### Problem requirements
Report every line from the material that contains the word "values".

### Entries shown
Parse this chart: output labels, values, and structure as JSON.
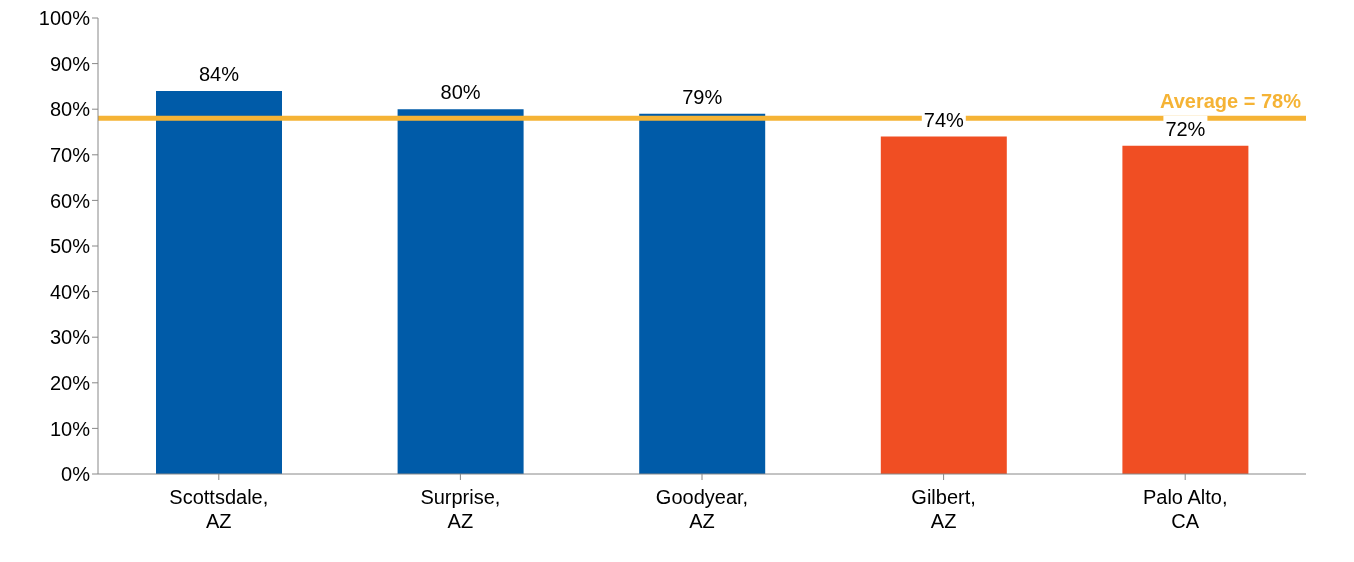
{
  "chart_data": {
    "type": "bar",
    "categories": [
      "Scottsdale,\nAZ",
      "Surprise,\nAZ",
      "Goodyear,\nAZ",
      "Gilbert,\nAZ",
      "Palo Alto,\nCA"
    ],
    "values": [
      84,
      80,
      79,
      74,
      72
    ],
    "colors": [
      "#005ba8",
      "#005ba8",
      "#005ba8",
      "#f04e23",
      "#f04e23"
    ],
    "value_labels": [
      "84%",
      "80%",
      "79%",
      "74%",
      "72%"
    ],
    "ylim": [
      0,
      100
    ],
    "yticks": [
      {
        "value": 0,
        "label": "0%"
      },
      {
        "value": 10,
        "label": "10%"
      },
      {
        "value": 20,
        "label": "20%"
      },
      {
        "value": 30,
        "label": "30%"
      },
      {
        "value": 40,
        "label": "40%"
      },
      {
        "value": 50,
        "label": "50%"
      },
      {
        "value": 60,
        "label": "60%"
      },
      {
        "value": 70,
        "label": "70%"
      },
      {
        "value": 80,
        "label": "80%"
      },
      {
        "value": 90,
        "label": "90%"
      },
      {
        "value": 100,
        "label": "100%"
      }
    ],
    "ref_lines": [
      {
        "axis": "y",
        "value": 78,
        "label": "Average = 78%",
        "color": "#f5b335"
      }
    ],
    "grid": false
  }
}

### Solution for this problem
Parse this chart: output labels, values, and structure as JSON.
    "values": [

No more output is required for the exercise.